* [SHORT TASK]:
Set down the records once more, please, exactly and with the pictures left out.
[start]
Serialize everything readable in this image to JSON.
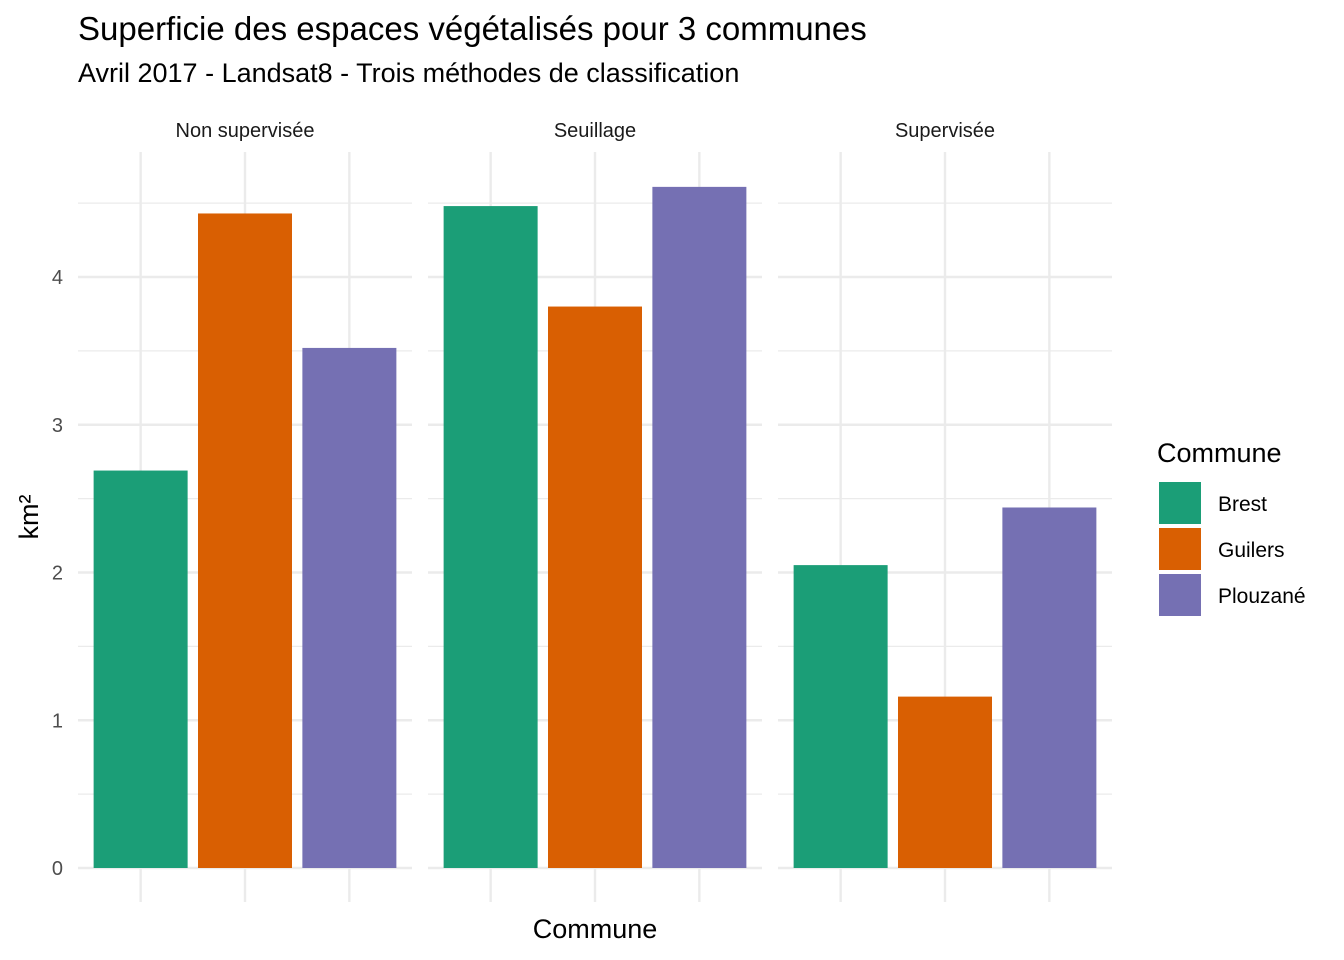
{
  "chart_data": {
    "type": "bar",
    "title": "Superficie des espaces végétalisés pour 3 communes",
    "subtitle": "Avril 2017 - Landsat8 - Trois méthodes de classification",
    "xlabel": "Commune",
    "ylabel": "km²",
    "ylim": [
      0,
      4.8
    ],
    "yticks": [
      0,
      1,
      2,
      3,
      4
    ],
    "grid": true,
    "categories": [
      "Brest",
      "Guilers",
      "Plouzané"
    ],
    "facets": [
      {
        "label": "Non supervisée",
        "values": [
          2.69,
          4.43,
          3.52
        ]
      },
      {
        "label": "Seuillage",
        "values": [
          4.48,
          3.8,
          4.61
        ]
      },
      {
        "label": "Supervisée",
        "values": [
          2.05,
          1.16,
          2.44
        ]
      }
    ],
    "legend": {
      "title": "Commune",
      "position": "right",
      "entries": [
        "Brest",
        "Guilers",
        "Plouzané"
      ]
    },
    "colors": {
      "Brest": "#1b9e77",
      "Guilers": "#d95f02",
      "Plouzané": "#7570b3",
      "grid": "#ebebeb",
      "axis_text": "#4d4d4d"
    }
  }
}
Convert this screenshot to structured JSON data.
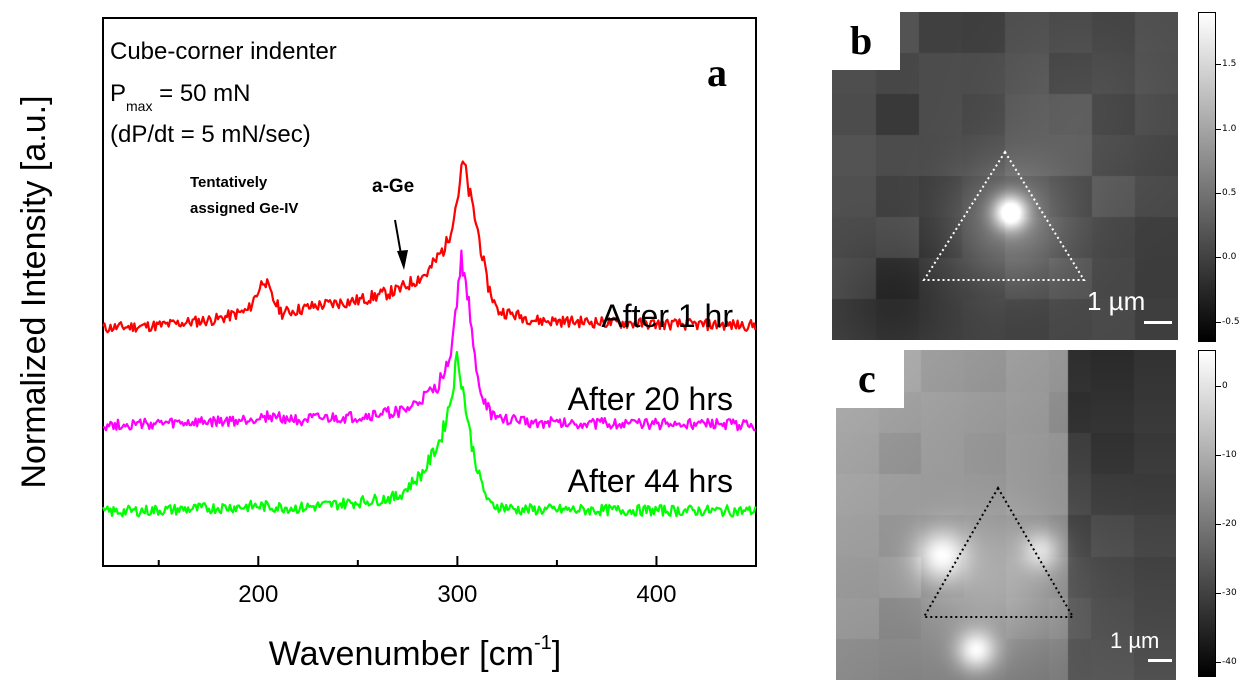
{
  "chart_data": [
    {
      "type": "line",
      "panel_label": "a",
      "xlabel": "Wavenumber [cm",
      "xlabel_sup": "-1",
      "xlabel_tail": "]",
      "ylabel": "Normalized Intensity [a.u.]",
      "xlim": [
        122,
        450
      ],
      "x_ticks": [
        200,
        300,
        400
      ],
      "x_tick_labels": [
        "200",
        "300",
        "400"
      ],
      "annotations": {
        "line1": "Cube-corner indenter",
        "pmax_p": "P",
        "pmax_sub": "max",
        "pmax_rest": " = 50 mN",
        "rate": "(dP/dt = 5 mN/sec)",
        "tentative1": "Tentatively",
        "tentative2": "assigned  Ge-IV",
        "age": "a-Ge"
      },
      "series": [
        {
          "name": "After 1 hr",
          "color": "#ff0000",
          "peaks": [
            {
              "x": 203,
              "height": 1.0
            },
            {
              "x": 303,
              "height": 3.35
            }
          ],
          "points": [
            [
              122,
              0.0
            ],
            [
              150,
              0.05
            ],
            [
              180,
              0.18
            ],
            [
              195,
              0.35
            ],
            [
              200,
              0.75
            ],
            [
              203,
              1.0
            ],
            [
              207,
              0.6
            ],
            [
              212,
              0.3
            ],
            [
              230,
              0.45
            ],
            [
              250,
              0.55
            ],
            [
              270,
              0.75
            ],
            [
              285,
              1.1
            ],
            [
              295,
              1.7
            ],
            [
              300,
              2.6
            ],
            [
              303,
              3.35
            ],
            [
              306,
              2.7
            ],
            [
              310,
              2.0
            ],
            [
              315,
              0.9
            ],
            [
              320,
              0.35
            ],
            [
              340,
              0.15
            ],
            [
              400,
              0.08
            ],
            [
              450,
              0.05
            ]
          ]
        },
        {
          "name": "After 20 hrs",
          "color": "#ff00ff",
          "peaks": [
            {
              "x": 302,
              "height": 3.3
            }
          ],
          "points": [
            [
              122,
              0.0
            ],
            [
              160,
              0.03
            ],
            [
              190,
              0.08
            ],
            [
              205,
              0.18
            ],
            [
              220,
              0.1
            ],
            [
              250,
              0.15
            ],
            [
              275,
              0.3
            ],
            [
              290,
              0.75
            ],
            [
              297,
              1.5
            ],
            [
              300,
              2.6
            ],
            [
              302,
              3.3
            ],
            [
              305,
              2.7
            ],
            [
              308,
              1.5
            ],
            [
              312,
              0.6
            ],
            [
              318,
              0.15
            ],
            [
              340,
              0.05
            ],
            [
              400,
              0.02
            ],
            [
              450,
              0.0
            ]
          ]
        },
        {
          "name": "After 44 hrs",
          "color": "#00ff00",
          "peaks": [
            {
              "x": 300,
              "height": 3.15
            }
          ],
          "points": [
            [
              122,
              0.0
            ],
            [
              160,
              0.05
            ],
            [
              200,
              0.12
            ],
            [
              220,
              0.08
            ],
            [
              250,
              0.2
            ],
            [
              270,
              0.3
            ],
            [
              283,
              0.8
            ],
            [
              292,
              1.5
            ],
            [
              297,
              2.3
            ],
            [
              300,
              3.15
            ],
            [
              303,
              2.4
            ],
            [
              307,
              1.4
            ],
            [
              311,
              0.7
            ],
            [
              316,
              0.15
            ],
            [
              330,
              0.05
            ],
            [
              400,
              0.03
            ],
            [
              450,
              0.02
            ]
          ]
        }
      ]
    },
    {
      "type": "heatmap",
      "panel_label": "b",
      "scale_bar": "1 µm",
      "colorbar_ticks": [
        -0.5,
        0.0,
        0.5,
        1.0,
        1.5
      ],
      "colorbar_tick_labels": [
        "-0.5",
        "0.0",
        "0.5",
        "1.0",
        "1.5"
      ],
      "colorbar_range": [
        -0.65,
        1.9
      ],
      "triangle_color": "#ffffff"
    },
    {
      "type": "heatmap",
      "panel_label": "c",
      "scale_bar": "1 µm",
      "colorbar_ticks": [
        -40,
        -30,
        -20,
        -10,
        0
      ],
      "colorbar_tick_labels": [
        "-40",
        "-30",
        "-20",
        "-10",
        "0"
      ],
      "colorbar_range": [
        -42,
        5
      ],
      "triangle_color": "#000000"
    }
  ]
}
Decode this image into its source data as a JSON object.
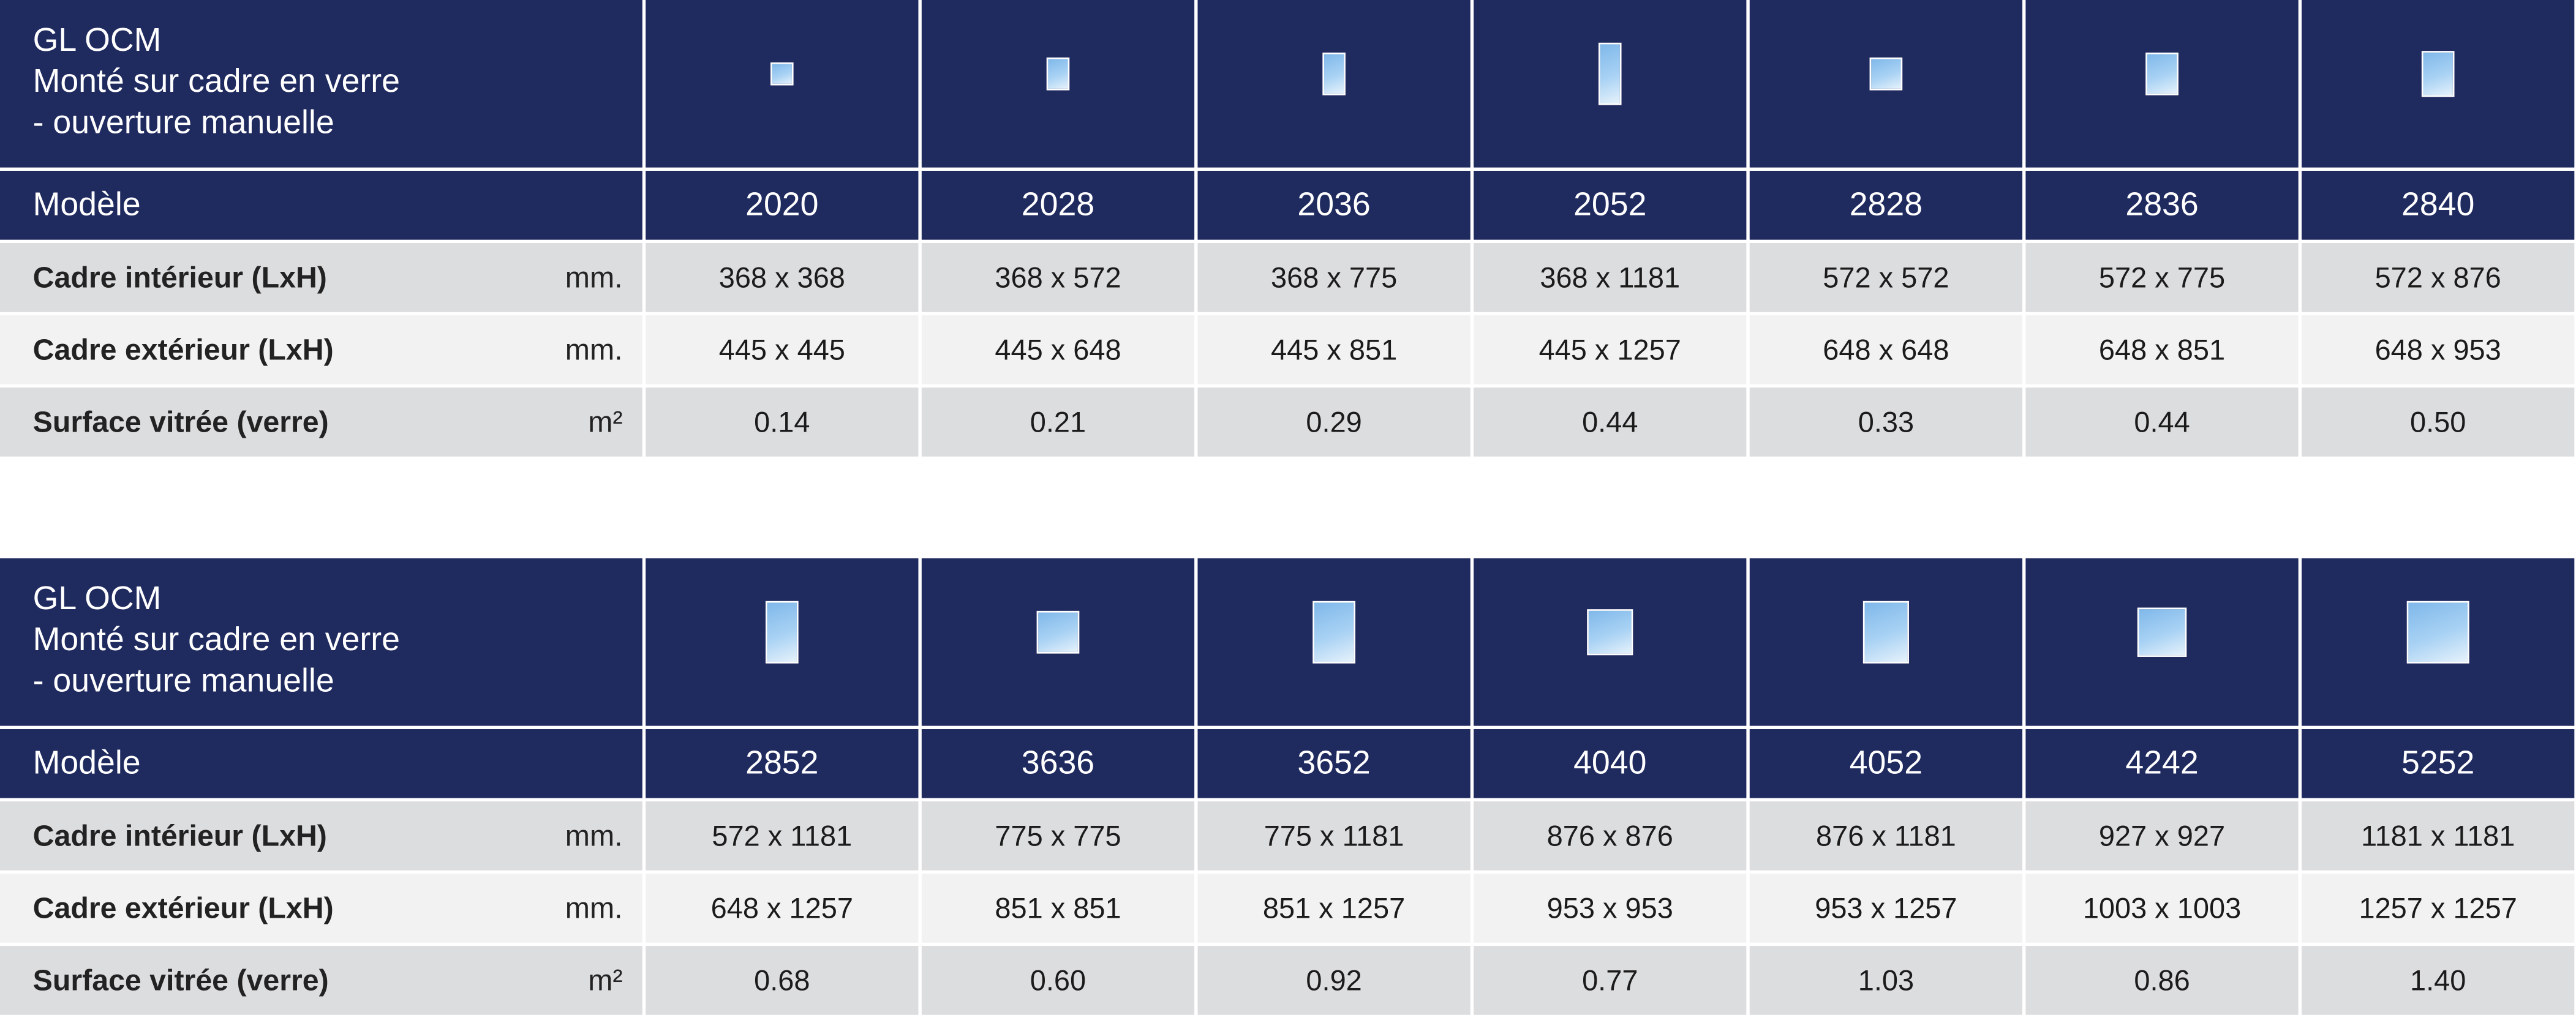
{
  "tables": [
    {
      "title_lines": [
        "GL OCM",
        "Monté sur cadre en verre",
        "- ouverture manuelle"
      ],
      "model_label": "Modèle",
      "models": [
        "2020",
        "2028",
        "2036",
        "2052",
        "2828",
        "2836",
        "2840"
      ],
      "rows": [
        {
          "label": "Cadre intérieur (LxH)",
          "unit": "mm.",
          "values": [
            "368 x 368",
            "368 x 572",
            "368 x 775",
            "368 x 1181",
            "572 x 572",
            "572 x 775",
            "572 x 876"
          ]
        },
        {
          "label": "Cadre extérieur (LxH)",
          "unit": "mm.",
          "values": [
            "445 x 445",
            "445 x 648",
            "445 x 851",
            "445 x 1257",
            "648 x 648",
            "648 x 851",
            "648 x 953"
          ]
        },
        {
          "label": "Surface vitrée (verre)",
          "unit": "m²",
          "values": [
            "0.14",
            "0.21",
            "0.29",
            "0.44",
            "0.33",
            "0.44",
            "0.50"
          ]
        }
      ]
    },
    {
      "title_lines": [
        "GL OCM",
        "Monté sur cadre en verre",
        "- ouverture manuelle"
      ],
      "model_label": "Modèle",
      "models": [
        "2852",
        "3636",
        "3652",
        "4040",
        "4052",
        "4242",
        "5252"
      ],
      "rows": [
        {
          "label": "Cadre intérieur (LxH)",
          "unit": "mm.",
          "values": [
            "572 x 1181",
            "775 x 775",
            "775 x 1181",
            "876 x 876",
            "876 x 1181",
            "927 x 927",
            "1181 x 1181"
          ]
        },
        {
          "label": "Cadre extérieur (LxH)",
          "unit": "mm.",
          "values": [
            "648 x 1257",
            "851 x 851",
            "851 x 1257",
            "953 x 953",
            "953 x 1257",
            "1003 x 1003",
            "1257 x 1257"
          ]
        },
        {
          "label": "Surface vitrée (verre)",
          "unit": "m²",
          "values": [
            "0.68",
            "0.60",
            "0.92",
            "0.77",
            "1.03",
            "0.86",
            "1.40"
          ]
        }
      ]
    }
  ]
}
[end]
* [TASK ANSWER]:
Serialize everything readable in this image to JSON.
{
  "chart_data": {
    "type": "bar",
    "title": "Superficie des espaces végétalisés pour 3 communes",
    "subtitle": "Avril 2017 - Landsat8 - Trois méthodes de classification",
    "xlabel": "Commune",
    "ylabel": "km²",
    "ylim": [
      0,
      4.8
    ],
    "yticks": [
      0,
      1,
      2,
      3,
      4
    ],
    "grid": true,
    "categories": [
      "Brest",
      "Guilers",
      "Plouzané"
    ],
    "facets": [
      {
        "label": "Non supervisée",
        "values": [
          2.69,
          4.43,
          3.52
        ]
      },
      {
        "label": "Seuillage",
        "values": [
          4.48,
          3.8,
          4.61
        ]
      },
      {
        "label": "Supervisée",
        "values": [
          2.05,
          1.16,
          2.44
        ]
      }
    ],
    "legend": {
      "title": "Commune",
      "position": "right",
      "entries": [
        "Brest",
        "Guilers",
        "Plouzané"
      ]
    },
    "colors": {
      "Brest": "#1b9e77",
      "Guilers": "#d95f02",
      "Plouzané": "#7570b3",
      "grid": "#ebebeb",
      "axis_text": "#4d4d4d"
    }
  }
}
Convert this screenshot to structured JSON data.
{
  "chart_data": [
    {
      "type": "line",
      "panel_label": "a",
      "xlabel": "Wavenumber [cm",
      "xlabel_sup": "-1",
      "xlabel_tail": "]",
      "ylabel": "Normalized Intensity [a.u.]",
      "xlim": [
        122,
        450
      ],
      "x_ticks": [
        200,
        300,
        400
      ],
      "x_tick_labels": [
        "200",
        "300",
        "400"
      ],
      "annotations": {
        "line1": "Cube-corner indenter",
        "pmax_p": "P",
        "pmax_sub": "max",
        "pmax_rest": " = 50 mN",
        "rate": "(dP/dt = 5 mN/sec)",
        "tentative1": "Tentatively",
        "tentative2": "assigned  Ge-IV",
        "age": "a-Ge"
      },
      "series": [
        {
          "name": "After 1 hr",
          "color": "#ff0000",
          "peaks": [
            {
              "x": 203,
              "height": 1.0
            },
            {
              "x": 303,
              "height": 3.35
            }
          ],
          "points": [
            [
              122,
              0.0
            ],
            [
              150,
              0.05
            ],
            [
              180,
              0.18
            ],
            [
              195,
              0.35
            ],
            [
              200,
              0.75
            ],
            [
              203,
              1.0
            ],
            [
              207,
              0.6
            ],
            [
              212,
              0.3
            ],
            [
              230,
              0.45
            ],
            [
              250,
              0.55
            ],
            [
              270,
              0.75
            ],
            [
              285,
              1.1
            ],
            [
              295,
              1.7
            ],
            [
              300,
              2.6
            ],
            [
              303,
              3.35
            ],
            [
              306,
              2.7
            ],
            [
              310,
              2.0
            ],
            [
              315,
              0.9
            ],
            [
              320,
              0.35
            ],
            [
              340,
              0.15
            ],
            [
              400,
              0.08
            ],
            [
              450,
              0.05
            ]
          ]
        },
        {
          "name": "After 20 hrs",
          "color": "#ff00ff",
          "peaks": [
            {
              "x": 302,
              "height": 3.3
            }
          ],
          "points": [
            [
              122,
              0.0
            ],
            [
              160,
              0.03
            ],
            [
              190,
              0.08
            ],
            [
              205,
              0.18
            ],
            [
              220,
              0.1
            ],
            [
              250,
              0.15
            ],
            [
              275,
              0.3
            ],
            [
              290,
              0.75
            ],
            [
              297,
              1.5
            ],
            [
              300,
              2.6
            ],
            [
              302,
              3.3
            ],
            [
              305,
              2.7
            ],
            [
              308,
              1.5
            ],
            [
              312,
              0.6
            ],
            [
              318,
              0.15
            ],
            [
              340,
              0.05
            ],
            [
              400,
              0.02
            ],
            [
              450,
              0.0
            ]
          ]
        },
        {
          "name": "After 44 hrs",
          "color": "#00ff00",
          "peaks": [
            {
              "x": 300,
              "height": 3.15
            }
          ],
          "points": [
            [
              122,
              0.0
            ],
            [
              160,
              0.05
            ],
            [
              200,
              0.12
            ],
            [
              220,
              0.08
            ],
            [
              250,
              0.2
            ],
            [
              270,
              0.3
            ],
            [
              283,
              0.8
            ],
            [
              292,
              1.5
            ],
            [
              297,
              2.3
            ],
            [
              300,
              3.15
            ],
            [
              303,
              2.4
            ],
            [
              307,
              1.4
            ],
            [
              311,
              0.7
            ],
            [
              316,
              0.15
            ],
            [
              330,
              0.05
            ],
            [
              400,
              0.03
            ],
            [
              450,
              0.02
            ]
          ]
        }
      ]
    },
    {
      "type": "heatmap",
      "panel_label": "b",
      "scale_bar": "1 µm",
      "colorbar_ticks": [
        -0.5,
        0.0,
        0.5,
        1.0,
        1.5
      ],
      "colorbar_tick_labels": [
        "-0.5",
        "0.0",
        "0.5",
        "1.0",
        "1.5"
      ],
      "colorbar_range": [
        -0.65,
        1.9
      ],
      "triangle_color": "#ffffff"
    },
    {
      "type": "heatmap",
      "panel_label": "c",
      "scale_bar": "1 µm",
      "colorbar_ticks": [
        -40,
        -30,
        -20,
        -10,
        0
      ],
      "colorbar_tick_labels": [
        "-40",
        "-30",
        "-20",
        "-10",
        "0"
      ],
      "colorbar_range": [
        -42,
        5
      ],
      "triangle_color": "#000000"
    }
  ]
}
Decode this image into its source data as a JSON object.
{
  "tables": [
    {
      "title_lines": [
        "GL OCM",
        "Monté sur cadre en verre",
        "- ouverture manuelle"
      ],
      "model_label": "Modèle",
      "models": [
        "2020",
        "2028",
        "2036",
        "2052",
        "2828",
        "2836",
        "2840"
      ],
      "rows": [
        {
          "label": "Cadre intérieur (LxH)",
          "unit": "mm.",
          "values": [
            "368 x 368",
            "368 x 572",
            "368 x 775",
            "368 x 1181",
            "572 x 572",
            "572 x 775",
            "572 x 876"
          ]
        },
        {
          "label": "Cadre extérieur (LxH)",
          "unit": "mm.",
          "values": [
            "445 x 445",
            "445 x 648",
            "445 x 851",
            "445 x 1257",
            "648 x 648",
            "648 x 851",
            "648 x 953"
          ]
        },
        {
          "label": "Surface vitrée (verre)",
          "unit": "m²",
          "values": [
            "0.14",
            "0.21",
            "0.29",
            "0.44",
            "0.33",
            "0.44",
            "0.50"
          ]
        }
      ]
    },
    {
      "title_lines": [
        "GL OCM",
        "Monté sur cadre en verre",
        "- ouverture manuelle"
      ],
      "model_label": "Modèle",
      "models": [
        "2852",
        "3636",
        "3652",
        "4040",
        "4052",
        "4242",
        "5252"
      ],
      "rows": [
        {
          "label": "Cadre intérieur (LxH)",
          "unit": "mm.",
          "values": [
            "572 x 1181",
            "775 x 775",
            "775 x 1181",
            "876 x 876",
            "876 x 1181",
            "927 x 927",
            "1181 x 1181"
          ]
        },
        {
          "label": "Cadre extérieur (LxH)",
          "unit": "mm.",
          "values": [
            "648 x 1257",
            "851 x 851",
            "851 x 1257",
            "953 x 953",
            "953 x 1257",
            "1003 x 1003",
            "1257 x 1257"
          ]
        },
        {
          "label": "Surface vitrée (verre)",
          "unit": "m²",
          "values": [
            "0.68",
            "0.60",
            "0.92",
            "0.77",
            "1.03",
            "0.86",
            "1.40"
          ]
        }
      ]
    }
  ]
}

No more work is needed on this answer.